* **RECORDS SUPPLIED**:
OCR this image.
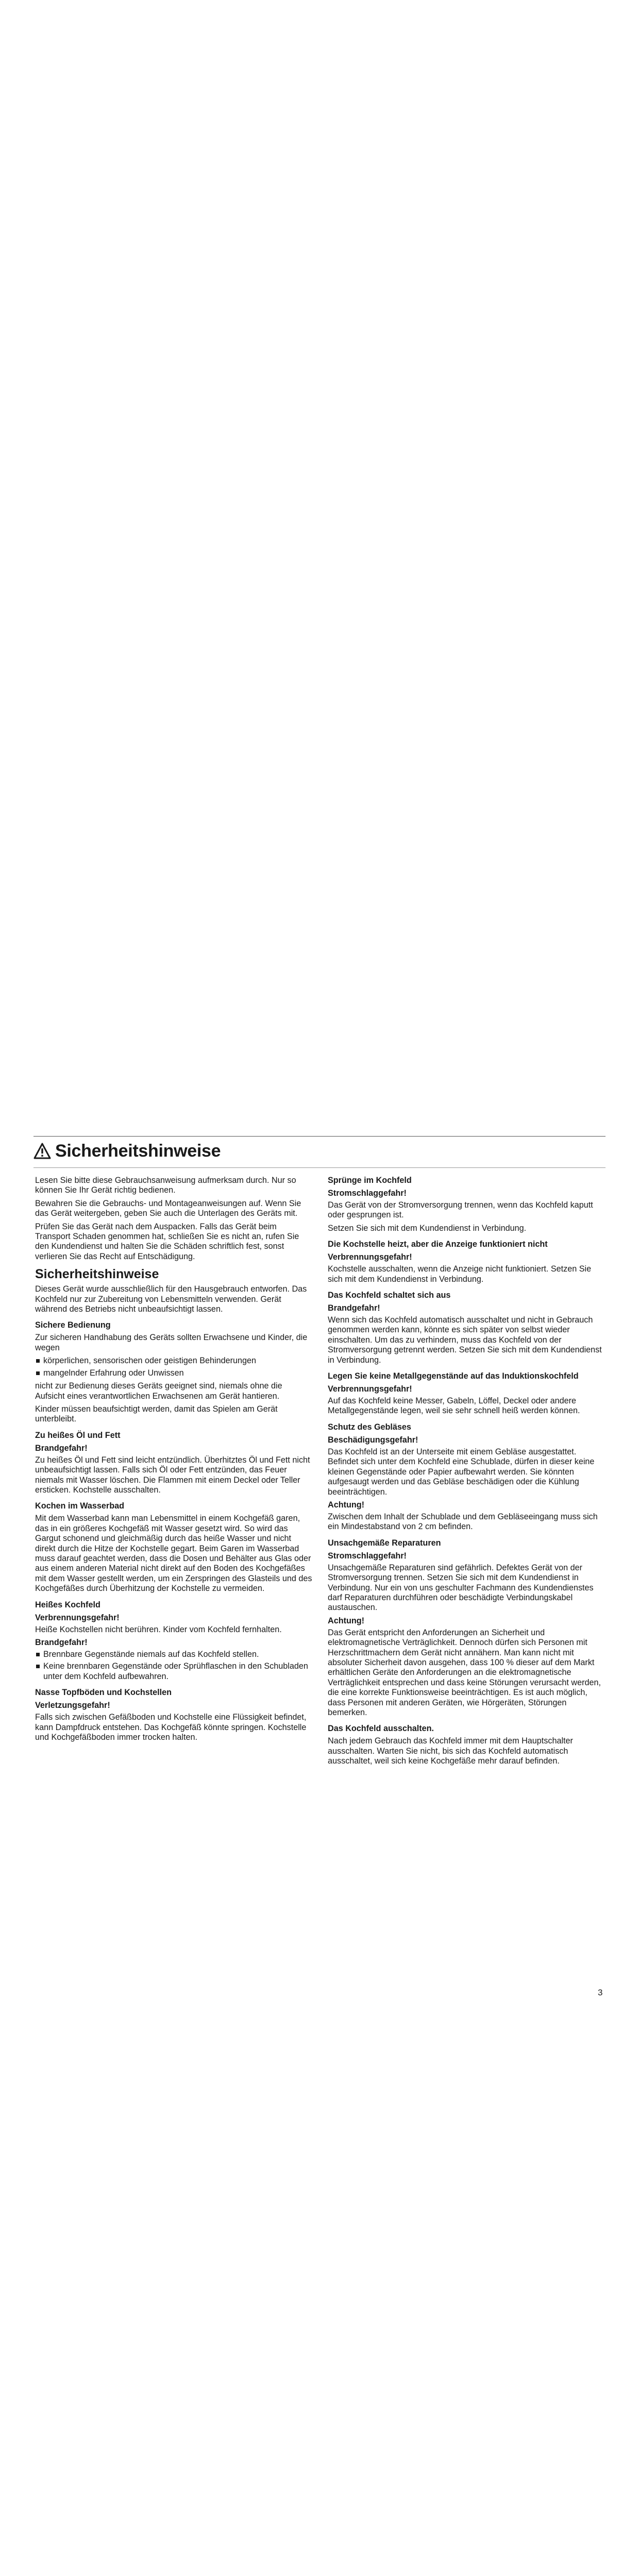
Sicherheitshinweise

Lesen Sie bitte diese Gebrauchsanweisung aufmerksam durch. Nur so können Sie Ihr Gerät richtig bedienen.

Bewahren Sie die Gebrauchs- und Montageanweisungen auf. Wenn Sie das Gerät weitergeben, geben Sie auch die Unterlagen des Geräts mit.

Prüfen Sie das Gerät nach dem Auspacken. Falls das Gerät beim Transport Schaden genommen hat, schließen Sie es nicht an, rufen Sie den Kundendienst und halten Sie die Schäden schriftlich fest, sonst verlieren Sie das Recht auf Entschädigung.

Sicherheitshinweise

Dieses Gerät wurde ausschließlich für den Hausgebrauch entworfen. Das Kochfeld nur zur Zubereitung von Lebensmitteln verwenden. Gerät während des Betriebs nicht unbeaufsichtigt lassen.

Sichere Bedienung

Zur sicheren Handhabung des Geräts sollten Erwachsene und Kinder, die wegen

körperlichen, sensorischen oder geistigen Behinderungen
mangelnder Erfahrung oder Unwissen

nicht zur Bedienung dieses Geräts geeignet sind, niemals ohne die Aufsicht eines verantwortlichen Erwachsenen am Gerät hantieren.

Kinder müssen beaufsichtigt werden, damit das Spielen am Gerät unterbleibt.

Zu heißes Öl und Fett
Brandgefahr!

Zu heißes Öl und Fett sind leicht entzündlich. Überhitztes Öl und Fett nicht unbeaufsichtigt lassen. Falls sich Öl oder Fett entzünden, das Feuer niemals mit Wasser löschen. Die Flammen mit einem Deckel oder Teller ersticken. Kochstelle ausschalten.

Kochen im Wasserbad

Mit dem Wasserbad kann man Lebensmittel in einem Kochgefäß garen, das in ein größeres Kochgefäß mit Wasser gesetzt wird. So wird das Gargut schonend und gleichmäßig durch das heiße Wasser und nicht direkt durch die Hitze der Kochstelle gegart. Beim Garen im Wasserbad muss darauf geachtet werden, dass die Dosen und Behälter aus Glas oder aus einem anderen Material nicht direkt auf den Boden des Kochgefäßes mit dem Wasser gestellt werden, um ein Zerspringen des Glasteils und des Kochgefäßes durch Überhitzung der Kochstelle zu vermeiden.

Heißes Kochfeld
Verbrennungsgefahr!

Heiße Kochstellen nicht berühren. Kinder vom Kochfeld fernhalten.

Brandgefahr!
Brennbare Gegenstände niemals auf das Kochfeld stellen.
Keine brennbaren Gegenstände oder Sprühflaschen in den Schubladen unter dem Kochfeld aufbewahren.
Nasse Topfböden und Kochstellen
Verletzungsgefahr!

Falls sich zwischen Gefäßboden und Kochstelle eine Flüssigkeit befindet, kann Dampfdruck entstehen. Das Kochgefäß könnte springen. Kochstelle und Kochgefäßboden immer trocken halten.

Sprünge im Kochfeld
Stromschlaggefahr!

Das Gerät von der Stromversorgung trennen, wenn das Kochfeld kaputt oder gesprungen ist.

Setzen Sie sich mit dem Kundendienst in Verbindung.

Die Kochstelle heizt, aber die Anzeige funktioniert nicht
Verbrennungsgefahr!

Kochstelle ausschalten, wenn die Anzeige nicht funktioniert. Setzen Sie sich mit dem Kundendienst in Verbindung.

Das Kochfeld schaltet sich aus
Brandgefahr!

Wenn sich das Kochfeld automatisch ausschaltet und nicht in Gebrauch genommen werden kann, könnte es sich später von selbst wieder einschalten. Um das zu verhindern, muss das Kochfeld von der Stromversorgung getrennt werden. Setzen Sie sich mit dem Kundendienst in Verbindung.

Legen Sie keine Metallgegenstände auf das Induktionskochfeld
Verbrennungsgefahr!

Auf das Kochfeld keine Messer, Gabeln, Löffel, Deckel oder andere Metallgegenstände legen, weil sie sehr schnell heiß werden können.

Schutz des Gebläses
Beschädigungsgefahr!

Das Kochfeld ist an der Unterseite mit einem Gebläse ausgestattet. Befindet sich unter dem Kochfeld eine Schublade, dürfen in dieser keine kleinen Gegenstände oder Papier aufbewahrt werden. Sie könnten aufgesaugt werden und das Gebläse beschädigen oder die Kühlung beeinträchtigen.

Achtung!

Zwischen dem Inhalt der Schublade und dem Gebläseeingang muss sich ein Mindestabstand von 2 cm befinden.

Unsachgemäße Reparaturen
Stromschlaggefahr!

Unsachgemäße Reparaturen sind gefährlich. Defektes Gerät von der Stromversorgung trennen. Setzen Sie sich mit dem Kundendienst in Verbindung. Nur ein von uns geschulter Fachmann des Kundendienstes darf Reparaturen durchführen oder beschädigte Verbindungskabel austauschen.

Achtung!

Das Gerät entspricht den Anforderungen an Sicherheit und elektromagnetische Verträglichkeit. Dennoch dürfen sich Personen mit Herzschrittmachern dem Gerät nicht annähern. Man kann nicht mit absoluter Sicherheit davon ausgehen, dass 100 % dieser auf dem Markt erhältlichen Geräte den Anforderungen an die elektromagnetische Verträglichkeit entsprechen und dass keine Störungen verursacht werden, die eine korrekte Funktionsweise beeinträchtigen. Es ist auch möglich, dass Personen mit anderen Geräten, wie Hörgeräten, Störungen bemerken.

Das Kochfeld ausschalten.

Nach jedem Gebrauch das Kochfeld immer mit dem Hauptschalter ausschalten. Warten Sie nicht, bis sich das Kochfeld automatisch ausschaltet, weil sich keine Kochgefäße mehr darauf befinden.

3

* **INSTRUCTIONS FOR THE TASK**:
Your copy should match the listing exactly, apart from the pictures it leaves out.

* **COMPLETED TASK**:
OCR this image.
Sicherheitshinweise

Lesen Sie bitte diese Gebrauchsanweisung aufmerksam durch. Nur so können Sie Ihr Gerät richtig bedienen.

Bewahren Sie die Gebrauchs- und Montageanweisungen auf. Wenn Sie das Gerät weitergeben, geben Sie auch die Unterlagen des Geräts mit.

Prüfen Sie das Gerät nach dem Auspacken. Falls das Gerät beim Transport Schaden genommen hat, schließen Sie es nicht an, rufen Sie den Kundendienst und halten Sie die Schäden schriftlich fest, sonst verlieren Sie das Recht auf Entschädigung.

Sicherheitshinweise

Dieses Gerät wurde ausschließlich für den Hausgebrauch entworfen. Das Kochfeld nur zur Zubereitung von Lebensmitteln verwenden. Gerät während des Betriebs nicht unbeaufsichtigt lassen.

Sichere Bedienung

Zur sicheren Handhabung des Geräts sollten Erwachsene und Kinder, die wegen

körperlichen, sensorischen oder geistigen Behinderungen
mangelnder Erfahrung oder Unwissen

nicht zur Bedienung dieses Geräts geeignet sind, niemals ohne die Aufsicht eines verantwortlichen Erwachsenen am Gerät hantieren.

Kinder müssen beaufsichtigt werden, damit das Spielen am Gerät unterbleibt.

Zu heißes Öl und Fett
Brandgefahr!

Zu heißes Öl und Fett sind leicht entzündlich. Überhitztes Öl und Fett nicht unbeaufsichtigt lassen. Falls sich Öl oder Fett entzünden, das Feuer niemals mit Wasser löschen. Die Flammen mit einem Deckel oder Teller ersticken. Kochstelle ausschalten.

Kochen im Wasserbad

Mit dem Wasserbad kann man Lebensmittel in einem Kochgefäß garen, das in ein größeres Kochgefäß mit Wasser gesetzt wird. So wird das Gargut schonend und gleichmäßig durch das heiße Wasser und nicht direkt durch die Hitze der Kochstelle gegart. Beim Garen im Wasserbad muss darauf geachtet werden, dass die Dosen und Behälter aus Glas oder aus einem anderen Material nicht direkt auf den Boden des Kochgefäßes mit dem Wasser gestellt werden, um ein Zerspringen des Glasteils und des Kochgefäßes durch Überhitzung der Kochstelle zu vermeiden.

Heißes Kochfeld
Verbrennungsgefahr!

Heiße Kochstellen nicht berühren. Kinder vom Kochfeld fernhalten.

Brandgefahr!
Brennbare Gegenstände niemals auf das Kochfeld stellen.
Keine brennbaren Gegenstände oder Sprühflaschen in den Schubladen unter dem Kochfeld aufbewahren.
Nasse Topfböden und Kochstellen
Verletzungsgefahr!

Falls sich zwischen Gefäßboden und Kochstelle eine Flüssigkeit befindet, kann Dampfdruck entstehen. Das Kochgefäß könnte springen. Kochstelle und Kochgefäßboden immer trocken halten.

Sprünge im Kochfeld
Stromschlaggefahr!

Das Gerät von der Stromversorgung trennen, wenn das Kochfeld kaputt oder gesprungen ist.

Setzen Sie sich mit dem Kundendienst in Verbindung.

Die Kochstelle heizt, aber die Anzeige funktioniert nicht
Verbrennungsgefahr!

Kochstelle ausschalten, wenn die Anzeige nicht funktioniert. Setzen Sie sich mit dem Kundendienst in Verbindung.

Das Kochfeld schaltet sich aus
Brandgefahr!

Wenn sich das Kochfeld automatisch ausschaltet und nicht in Gebrauch genommen werden kann, könnte es sich später von selbst wieder einschalten. Um das zu verhindern, muss das Kochfeld von der Stromversorgung getrennt werden. Setzen Sie sich mit dem Kundendienst in Verbindung.

Legen Sie keine Metallgegenstände auf das Induktionskochfeld
Verbrennungsgefahr!

Auf das Kochfeld keine Messer, Gabeln, Löffel, Deckel oder andere Metallgegenstände legen, weil sie sehr schnell heiß werden können.

Schutz des Gebläses
Beschädigungsgefahr!

Das Kochfeld ist an der Unterseite mit einem Gebläse ausgestattet. Befindet sich unter dem Kochfeld eine Schublade, dürfen in dieser keine kleinen Gegenstände oder Papier aufbewahrt werden. Sie könnten aufgesaugt werden und das Gebläse beschädigen oder die Kühlung beeinträchtigen.

Achtung!

Zwischen dem Inhalt der Schublade und dem Gebläseeingang muss sich ein Mindestabstand von 2 cm befinden.

Unsachgemäße Reparaturen
Stromschlaggefahr!

Unsachgemäße Reparaturen sind gefährlich. Defektes Gerät von der Stromversorgung trennen. Setzen Sie sich mit dem Kundendienst in Verbindung. Nur ein von uns geschulter Fachmann des Kundendienstes darf Reparaturen durchführen oder beschädigte Verbindungskabel austauschen.

Achtung!

Das Gerät entspricht den Anforderungen an Sicherheit und elektromagnetische Verträglichkeit. Dennoch dürfen sich Personen mit Herzschrittmachern dem Gerät nicht annähern. Man kann nicht mit absoluter Sicherheit davon ausgehen, dass 100 % dieser auf dem Markt erhältlichen Geräte den Anforderungen an die elektromagnetische Verträglichkeit entsprechen und dass keine Störungen verursacht werden, die eine korrekte Funktionsweise beeinträchtigen. Es ist auch möglich, dass Personen mit anderen Geräten, wie Hörgeräten, Störungen bemerken.

Das Kochfeld ausschalten.

Nach jedem Gebrauch das Kochfeld immer mit dem Hauptschalter ausschalten. Warten Sie nicht, bis sich das Kochfeld automatisch ausschaltet, weil sich keine Kochgefäße mehr darauf befinden.

3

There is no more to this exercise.